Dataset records

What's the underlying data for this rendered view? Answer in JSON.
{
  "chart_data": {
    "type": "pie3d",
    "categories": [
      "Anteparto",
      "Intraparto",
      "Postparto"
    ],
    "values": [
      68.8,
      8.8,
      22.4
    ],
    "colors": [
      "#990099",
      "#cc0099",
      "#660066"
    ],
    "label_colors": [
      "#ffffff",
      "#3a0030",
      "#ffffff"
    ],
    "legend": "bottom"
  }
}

▸ **EXERCISE INSTRUCTIONS**: Above are the records; retype them all without a single difference.

▸ **RESULT FOR THIS EXERCISE**:
What's the underlying data for this rendered view? Answer in JSON.
{
  "chart_data": {
    "type": "pie3d",
    "categories": [
      "Anteparto",
      "Intraparto",
      "Postparto"
    ],
    "values": [
      68.8,
      8.8,
      22.4
    ],
    "colors": [
      "#990099",
      "#cc0099",
      "#660066"
    ],
    "label_colors": [
      "#ffffff",
      "#3a0030",
      "#ffffff"
    ],
    "legend": "bottom"
  }
}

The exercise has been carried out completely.